▶ _Directions_
With the string "Protein" as the filter, copy each matching line from the records.

___ Dataset excerpts

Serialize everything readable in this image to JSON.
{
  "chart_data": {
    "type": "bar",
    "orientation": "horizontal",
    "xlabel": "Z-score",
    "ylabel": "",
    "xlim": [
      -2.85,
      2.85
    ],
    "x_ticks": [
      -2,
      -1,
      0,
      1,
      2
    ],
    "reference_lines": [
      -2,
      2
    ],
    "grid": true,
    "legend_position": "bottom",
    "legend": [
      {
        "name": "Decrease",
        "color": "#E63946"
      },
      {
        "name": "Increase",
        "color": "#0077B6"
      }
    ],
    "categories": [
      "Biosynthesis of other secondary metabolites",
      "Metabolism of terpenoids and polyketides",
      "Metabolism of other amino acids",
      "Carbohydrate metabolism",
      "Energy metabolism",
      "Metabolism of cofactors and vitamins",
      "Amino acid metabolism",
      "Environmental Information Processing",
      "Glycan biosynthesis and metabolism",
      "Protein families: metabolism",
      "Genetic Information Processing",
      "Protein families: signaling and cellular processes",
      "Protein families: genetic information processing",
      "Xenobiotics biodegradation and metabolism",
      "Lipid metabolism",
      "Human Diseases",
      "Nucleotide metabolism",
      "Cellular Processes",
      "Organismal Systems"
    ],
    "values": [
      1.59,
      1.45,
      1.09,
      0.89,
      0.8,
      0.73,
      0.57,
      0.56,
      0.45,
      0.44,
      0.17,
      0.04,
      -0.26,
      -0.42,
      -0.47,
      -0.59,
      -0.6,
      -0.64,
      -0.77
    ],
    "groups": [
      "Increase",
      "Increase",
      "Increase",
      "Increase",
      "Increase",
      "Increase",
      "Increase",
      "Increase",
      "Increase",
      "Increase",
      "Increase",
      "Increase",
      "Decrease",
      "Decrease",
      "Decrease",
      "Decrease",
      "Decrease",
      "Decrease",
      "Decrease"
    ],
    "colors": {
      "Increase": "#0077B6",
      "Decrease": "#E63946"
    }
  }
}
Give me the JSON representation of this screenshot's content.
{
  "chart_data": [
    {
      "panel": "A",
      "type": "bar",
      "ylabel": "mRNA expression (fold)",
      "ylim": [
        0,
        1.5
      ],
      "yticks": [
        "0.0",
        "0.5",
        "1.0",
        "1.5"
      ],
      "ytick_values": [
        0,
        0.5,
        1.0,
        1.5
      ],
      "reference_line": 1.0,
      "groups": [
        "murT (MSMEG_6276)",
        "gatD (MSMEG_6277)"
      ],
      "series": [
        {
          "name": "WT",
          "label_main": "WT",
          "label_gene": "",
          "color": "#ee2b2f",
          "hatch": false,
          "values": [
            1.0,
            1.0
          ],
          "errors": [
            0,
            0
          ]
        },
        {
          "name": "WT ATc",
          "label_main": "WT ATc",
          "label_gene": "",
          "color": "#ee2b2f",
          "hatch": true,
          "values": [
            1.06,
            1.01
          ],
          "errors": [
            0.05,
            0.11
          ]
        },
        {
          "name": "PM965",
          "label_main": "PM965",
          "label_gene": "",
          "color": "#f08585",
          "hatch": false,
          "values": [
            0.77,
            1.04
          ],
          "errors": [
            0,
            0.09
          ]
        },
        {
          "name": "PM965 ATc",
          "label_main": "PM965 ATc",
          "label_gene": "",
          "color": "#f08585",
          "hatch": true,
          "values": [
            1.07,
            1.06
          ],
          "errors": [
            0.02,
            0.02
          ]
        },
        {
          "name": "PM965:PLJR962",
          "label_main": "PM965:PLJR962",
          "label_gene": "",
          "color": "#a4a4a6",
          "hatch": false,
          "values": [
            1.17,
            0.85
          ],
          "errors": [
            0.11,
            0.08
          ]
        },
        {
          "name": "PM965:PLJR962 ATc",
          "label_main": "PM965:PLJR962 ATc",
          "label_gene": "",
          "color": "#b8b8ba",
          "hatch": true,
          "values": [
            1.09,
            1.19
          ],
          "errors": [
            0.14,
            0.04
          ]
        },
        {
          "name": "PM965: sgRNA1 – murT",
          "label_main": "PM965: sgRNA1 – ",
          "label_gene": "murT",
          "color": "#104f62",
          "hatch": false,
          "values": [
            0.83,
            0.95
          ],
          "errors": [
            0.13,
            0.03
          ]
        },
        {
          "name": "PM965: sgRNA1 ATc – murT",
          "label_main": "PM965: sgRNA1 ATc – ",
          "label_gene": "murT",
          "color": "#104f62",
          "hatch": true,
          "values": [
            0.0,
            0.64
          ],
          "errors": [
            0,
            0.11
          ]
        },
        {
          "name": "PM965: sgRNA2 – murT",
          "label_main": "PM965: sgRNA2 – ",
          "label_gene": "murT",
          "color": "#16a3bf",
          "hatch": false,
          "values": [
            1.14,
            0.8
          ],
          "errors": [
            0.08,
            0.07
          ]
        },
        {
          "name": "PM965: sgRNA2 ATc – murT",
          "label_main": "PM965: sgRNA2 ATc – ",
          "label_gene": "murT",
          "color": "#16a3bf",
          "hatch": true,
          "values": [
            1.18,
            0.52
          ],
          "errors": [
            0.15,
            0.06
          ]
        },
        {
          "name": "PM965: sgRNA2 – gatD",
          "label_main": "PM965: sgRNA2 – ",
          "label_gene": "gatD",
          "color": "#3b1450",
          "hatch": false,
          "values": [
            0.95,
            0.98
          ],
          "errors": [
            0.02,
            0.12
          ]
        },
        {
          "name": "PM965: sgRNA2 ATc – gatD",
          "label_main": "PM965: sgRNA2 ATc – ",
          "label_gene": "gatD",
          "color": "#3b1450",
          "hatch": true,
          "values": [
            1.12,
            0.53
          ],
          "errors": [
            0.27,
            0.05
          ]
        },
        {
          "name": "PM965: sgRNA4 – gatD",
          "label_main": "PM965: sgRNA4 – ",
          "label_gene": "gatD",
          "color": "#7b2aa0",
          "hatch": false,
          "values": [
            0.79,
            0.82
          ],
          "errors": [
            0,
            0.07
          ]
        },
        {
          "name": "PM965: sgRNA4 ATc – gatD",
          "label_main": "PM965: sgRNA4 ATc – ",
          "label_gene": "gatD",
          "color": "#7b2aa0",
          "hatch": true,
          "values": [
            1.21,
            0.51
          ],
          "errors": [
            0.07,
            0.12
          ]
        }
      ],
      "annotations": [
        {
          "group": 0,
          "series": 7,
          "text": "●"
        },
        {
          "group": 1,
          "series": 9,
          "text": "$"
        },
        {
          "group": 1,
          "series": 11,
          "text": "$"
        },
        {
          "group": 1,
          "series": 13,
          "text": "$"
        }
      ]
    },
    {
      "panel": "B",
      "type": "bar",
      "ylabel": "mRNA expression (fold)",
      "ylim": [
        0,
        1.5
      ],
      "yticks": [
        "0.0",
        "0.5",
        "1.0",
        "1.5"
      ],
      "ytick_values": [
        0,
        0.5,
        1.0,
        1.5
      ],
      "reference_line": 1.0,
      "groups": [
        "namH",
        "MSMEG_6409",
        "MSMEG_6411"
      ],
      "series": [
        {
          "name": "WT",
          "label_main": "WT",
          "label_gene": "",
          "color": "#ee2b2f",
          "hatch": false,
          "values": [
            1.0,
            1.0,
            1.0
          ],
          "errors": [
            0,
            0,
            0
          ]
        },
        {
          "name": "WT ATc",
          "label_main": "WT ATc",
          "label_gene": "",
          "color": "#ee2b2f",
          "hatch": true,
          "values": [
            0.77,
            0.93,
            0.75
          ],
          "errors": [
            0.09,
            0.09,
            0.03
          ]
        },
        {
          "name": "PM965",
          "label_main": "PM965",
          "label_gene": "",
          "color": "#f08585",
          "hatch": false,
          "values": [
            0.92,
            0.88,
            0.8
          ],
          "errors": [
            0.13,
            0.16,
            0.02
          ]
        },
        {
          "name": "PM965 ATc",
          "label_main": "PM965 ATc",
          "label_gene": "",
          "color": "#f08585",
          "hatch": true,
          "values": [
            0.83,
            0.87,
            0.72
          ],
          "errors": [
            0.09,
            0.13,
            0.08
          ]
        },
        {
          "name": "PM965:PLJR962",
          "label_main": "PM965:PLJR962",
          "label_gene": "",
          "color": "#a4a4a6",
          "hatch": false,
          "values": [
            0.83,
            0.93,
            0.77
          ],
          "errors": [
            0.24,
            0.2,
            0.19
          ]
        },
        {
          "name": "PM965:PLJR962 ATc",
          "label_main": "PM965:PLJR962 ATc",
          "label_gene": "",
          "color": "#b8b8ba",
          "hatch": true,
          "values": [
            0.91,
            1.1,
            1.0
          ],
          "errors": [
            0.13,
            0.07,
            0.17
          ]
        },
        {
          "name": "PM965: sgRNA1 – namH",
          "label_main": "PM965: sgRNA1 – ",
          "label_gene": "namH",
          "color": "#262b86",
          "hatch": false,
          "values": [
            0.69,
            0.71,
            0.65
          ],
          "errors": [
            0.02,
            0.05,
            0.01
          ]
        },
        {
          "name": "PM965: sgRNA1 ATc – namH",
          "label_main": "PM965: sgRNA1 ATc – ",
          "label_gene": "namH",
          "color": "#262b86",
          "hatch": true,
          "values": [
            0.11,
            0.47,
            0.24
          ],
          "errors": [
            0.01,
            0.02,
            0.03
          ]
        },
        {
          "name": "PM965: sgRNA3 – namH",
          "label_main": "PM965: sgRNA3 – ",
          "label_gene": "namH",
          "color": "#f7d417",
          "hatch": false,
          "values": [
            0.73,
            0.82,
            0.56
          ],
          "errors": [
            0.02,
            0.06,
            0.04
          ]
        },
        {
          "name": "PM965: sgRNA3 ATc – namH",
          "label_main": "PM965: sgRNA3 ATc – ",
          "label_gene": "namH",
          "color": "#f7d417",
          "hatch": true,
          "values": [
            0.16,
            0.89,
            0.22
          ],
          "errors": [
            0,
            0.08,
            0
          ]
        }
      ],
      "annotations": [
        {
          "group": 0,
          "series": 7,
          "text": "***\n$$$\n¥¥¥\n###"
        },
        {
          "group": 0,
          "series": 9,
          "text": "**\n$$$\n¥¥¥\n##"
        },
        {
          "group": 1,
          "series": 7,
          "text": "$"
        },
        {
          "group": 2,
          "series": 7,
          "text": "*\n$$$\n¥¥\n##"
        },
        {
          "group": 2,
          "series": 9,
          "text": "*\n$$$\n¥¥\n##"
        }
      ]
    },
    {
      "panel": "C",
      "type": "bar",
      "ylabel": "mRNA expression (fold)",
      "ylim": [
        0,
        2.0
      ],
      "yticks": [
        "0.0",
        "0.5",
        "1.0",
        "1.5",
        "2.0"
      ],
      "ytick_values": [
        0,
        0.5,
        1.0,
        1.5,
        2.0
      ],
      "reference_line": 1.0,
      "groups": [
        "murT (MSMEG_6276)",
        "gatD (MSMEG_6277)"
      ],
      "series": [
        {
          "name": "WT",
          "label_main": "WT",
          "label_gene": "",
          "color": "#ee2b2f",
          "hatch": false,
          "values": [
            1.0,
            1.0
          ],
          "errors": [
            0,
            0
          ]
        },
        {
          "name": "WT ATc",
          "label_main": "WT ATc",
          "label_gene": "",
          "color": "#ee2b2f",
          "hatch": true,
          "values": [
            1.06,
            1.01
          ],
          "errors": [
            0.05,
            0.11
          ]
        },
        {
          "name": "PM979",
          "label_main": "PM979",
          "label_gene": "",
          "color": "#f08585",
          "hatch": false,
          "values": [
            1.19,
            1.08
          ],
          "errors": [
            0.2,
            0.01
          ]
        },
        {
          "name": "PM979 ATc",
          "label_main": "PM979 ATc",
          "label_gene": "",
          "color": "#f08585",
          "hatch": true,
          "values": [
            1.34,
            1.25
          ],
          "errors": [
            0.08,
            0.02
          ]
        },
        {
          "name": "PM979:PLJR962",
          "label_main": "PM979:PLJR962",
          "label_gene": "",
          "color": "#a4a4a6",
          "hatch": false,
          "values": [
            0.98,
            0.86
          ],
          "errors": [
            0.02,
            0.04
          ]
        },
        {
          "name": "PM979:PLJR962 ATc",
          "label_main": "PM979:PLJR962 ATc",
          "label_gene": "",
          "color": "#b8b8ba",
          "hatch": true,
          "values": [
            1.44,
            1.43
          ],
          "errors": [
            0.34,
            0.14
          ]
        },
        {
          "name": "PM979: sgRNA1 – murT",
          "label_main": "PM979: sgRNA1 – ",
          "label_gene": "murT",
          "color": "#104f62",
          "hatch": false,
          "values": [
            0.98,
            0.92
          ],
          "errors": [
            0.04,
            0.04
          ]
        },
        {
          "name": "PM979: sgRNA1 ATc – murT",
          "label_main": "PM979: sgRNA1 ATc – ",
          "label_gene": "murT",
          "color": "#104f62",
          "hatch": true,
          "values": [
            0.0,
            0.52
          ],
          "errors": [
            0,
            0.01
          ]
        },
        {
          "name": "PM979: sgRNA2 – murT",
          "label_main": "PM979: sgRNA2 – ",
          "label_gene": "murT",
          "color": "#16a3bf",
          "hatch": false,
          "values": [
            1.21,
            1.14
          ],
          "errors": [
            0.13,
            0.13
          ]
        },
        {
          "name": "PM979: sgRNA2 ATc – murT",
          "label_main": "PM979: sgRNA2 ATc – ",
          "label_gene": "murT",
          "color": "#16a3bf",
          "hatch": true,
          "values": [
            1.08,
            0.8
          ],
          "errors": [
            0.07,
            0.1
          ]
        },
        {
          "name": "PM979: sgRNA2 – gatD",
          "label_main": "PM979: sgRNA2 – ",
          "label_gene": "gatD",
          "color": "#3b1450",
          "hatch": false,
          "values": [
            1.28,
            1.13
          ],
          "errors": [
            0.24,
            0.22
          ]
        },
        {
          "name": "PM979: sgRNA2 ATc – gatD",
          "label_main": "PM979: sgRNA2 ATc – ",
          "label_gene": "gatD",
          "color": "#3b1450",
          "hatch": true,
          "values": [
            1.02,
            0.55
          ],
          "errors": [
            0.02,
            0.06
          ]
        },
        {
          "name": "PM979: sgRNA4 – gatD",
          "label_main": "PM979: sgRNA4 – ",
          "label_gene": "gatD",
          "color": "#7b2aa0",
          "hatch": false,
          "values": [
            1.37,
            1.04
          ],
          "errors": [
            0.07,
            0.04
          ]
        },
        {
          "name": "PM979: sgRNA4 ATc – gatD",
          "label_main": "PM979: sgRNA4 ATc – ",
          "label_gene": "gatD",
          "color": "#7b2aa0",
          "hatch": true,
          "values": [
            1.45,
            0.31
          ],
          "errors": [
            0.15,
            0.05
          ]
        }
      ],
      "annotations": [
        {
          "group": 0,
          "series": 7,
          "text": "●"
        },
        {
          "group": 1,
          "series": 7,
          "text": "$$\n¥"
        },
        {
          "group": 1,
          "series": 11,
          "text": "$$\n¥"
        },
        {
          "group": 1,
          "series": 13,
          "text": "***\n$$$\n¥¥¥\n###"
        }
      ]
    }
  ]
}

______

▶ _Worked solution_
      "Protein families: metabolism",
      "Protein families: signaling and cellular processes",
      "Protein families: genetic information processing",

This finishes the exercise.